- The problem -
Identify all lines in the data containing the string "ἐργασίας". Copy them out.

- Task inputs -
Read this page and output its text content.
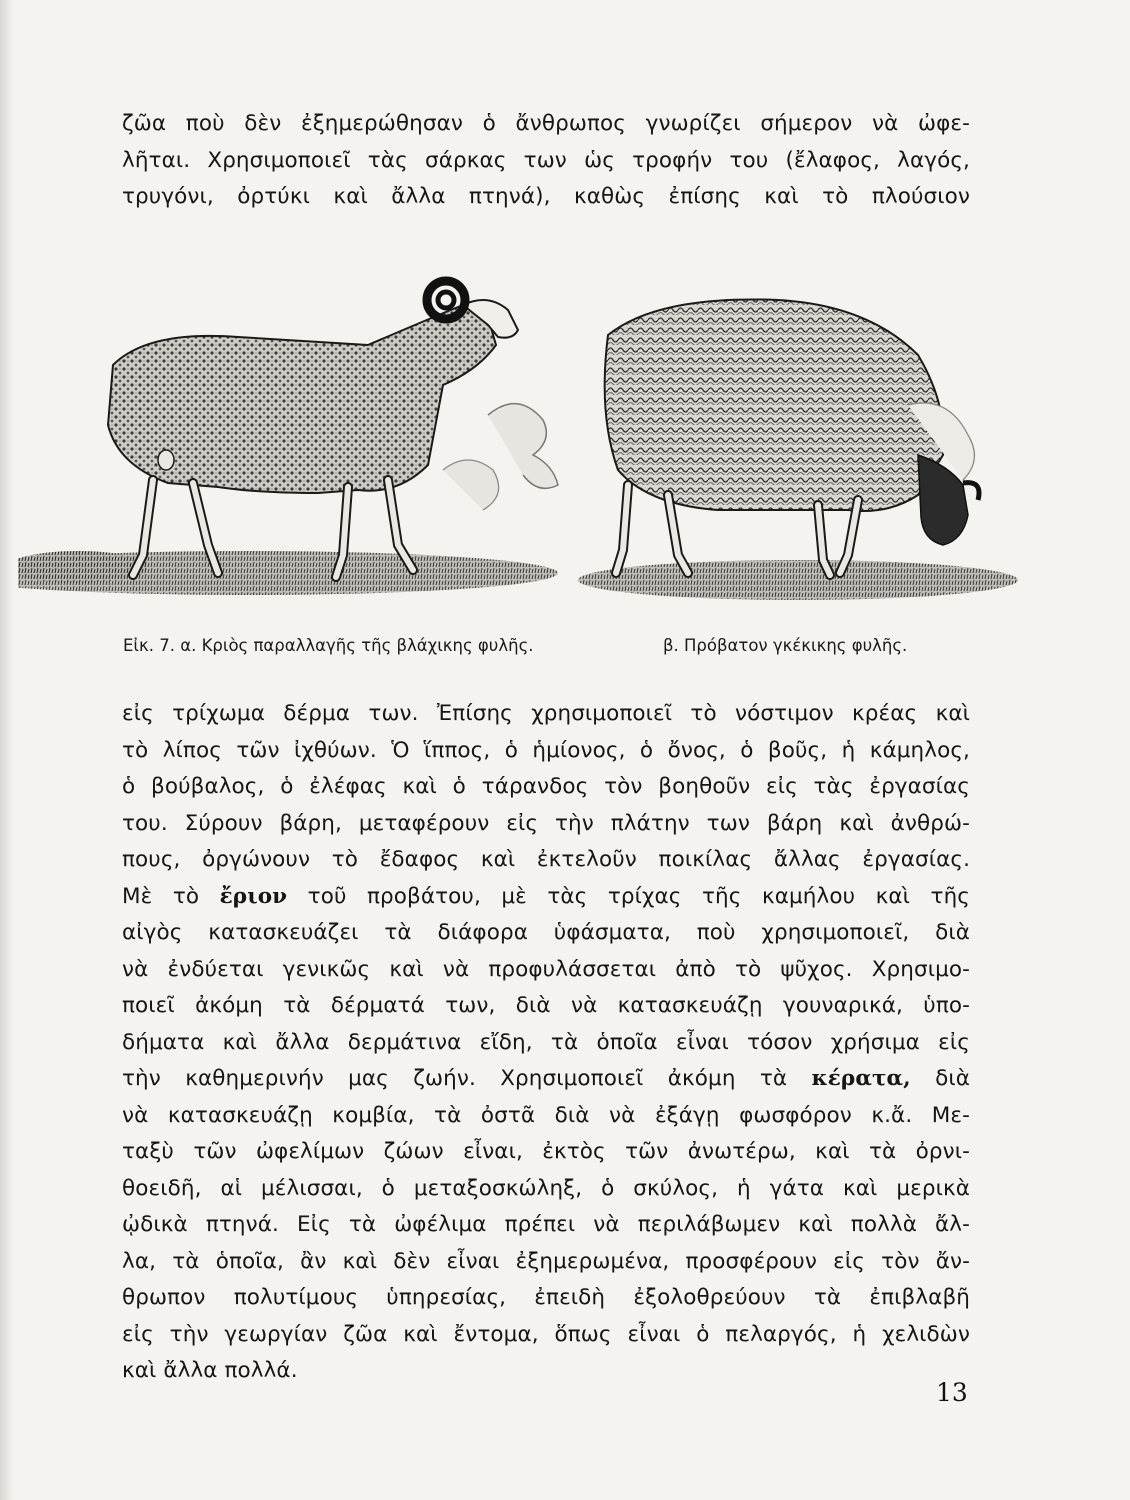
ζῶα ποὺ δὲν ἐξημερώθησαν ὁ ἄνθρωπος γνωρίζει σήμερον νὰ ὠφε-
λῆται. Χρησιμοποιεῖ τὰς σάρκας των ὡς τροφήν του (ἔλαφος, λαγός,
τρυγόνι, ὀρτύκι καὶ ἄλλα πτηνά), καθὼς ἐπίσης καὶ τὸ πλούσιον
Εἰκ. 7. α. Κριὸς παραλλαγῆς τῆς βλάχικης φυλῆς.	β. Πρόβατον γκέκικης φυλῆς.
εἰς τρίχωμα δέρμα των. Ἐπίσης χρησιμοποιεῖ τὸ νόστιμον κρέας καὶ
τὸ λίπος τῶν ἰχθύων. Ὁ ἵππος, ὁ ἡμίονος, ὁ ὄνος, ὁ βοῦς, ἡ κάμηλος,
ὁ βούβαλος, ὁ ἐλέφας καὶ ὁ τάρανδος τὸν βοηθοῦν εἰς τὰς ἐργασίας
του. Σύρουν βάρη, μεταφέρουν εἰς τὴν πλάτην των βάρη καὶ ἀνθρώ-
πους, ὀργώνουν τὸ ἔδαφος καὶ ἐκτελοῦν ποικίλας ἄλλας ἐργασίας.
Μὲ τὸ ἔριον τοῦ προβάτου, μὲ τὰς τρίχας τῆς καμήλου καὶ τῆς
αἰγὸς κατασκευάζει τὰ διάφορα ὑφάσματα, ποὺ χρησιμοποιεῖ, διὰ
νὰ ἐνδύεται γενικῶς καὶ νὰ προφυλάσσεται ἀπὸ τὸ ψῦχος. Χρησιμο-
ποιεῖ ἀκόμη τὰ δέρματά των, διὰ νὰ κατασκευάζῃ γουναρικά, ὑπο-
δήματα καὶ ἄλλα δερμάτινα εἴδη, τὰ ὁποῖα εἶναι τόσον χρήσιμα εἰς
τὴν καθημερινήν μας ζωήν. Χρησιμοποιεῖ ἀκόμη τὰ κέρατα, διὰ
νὰ κατασκευάζῃ κομβία, τὰ ὀστᾶ διὰ νὰ ἐξάγῃ φωσφόρον κ.ἄ. Με-
ταξὺ τῶν ὠφελίμων ζώων εἶναι, ἐκτὸς τῶν ἀνωτέρω, καὶ τὰ ὀρνι-
θοειδῆ, αἱ μέλισσαι, ὁ μεταξοσκώληξ, ὁ σκύλος, ἡ γάτα καὶ μερικὰ
ᾠδικὰ πτηνά. Εἰς τὰ ὠφέλιμα πρέπει νὰ περιλάβωμεν καὶ πολλὰ ἄλ-
λα, τὰ ὁποῖα, ἂν καὶ δὲν εἶναι ἐξημερωμένα, προσφέρουν εἰς τὸν ἄν-
θρωπον πολυτίμους ὑπηρεσίας, ἐπειδὴ ἐξολοθρεύουν τὰ ἐπιβλαβῆ
εἰς τὴν γεωργίαν ζῶα καὶ ἔντομα, ὅπως εἶναι ὁ πελαργός, ἡ χελιδὼν
καὶ ἄλλα πολλά.
13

- Full response -
ὁ βούβαλος, ὁ ἐλέφας καὶ ὁ τάρανδος τὸν βοηθοῦν εἰς τὰς ἐργασίας
πους, ὀργώνουν τὸ ἔδαφος καὶ ἐκτελοῦν ποικίλας ἄλλας ἐργασίας.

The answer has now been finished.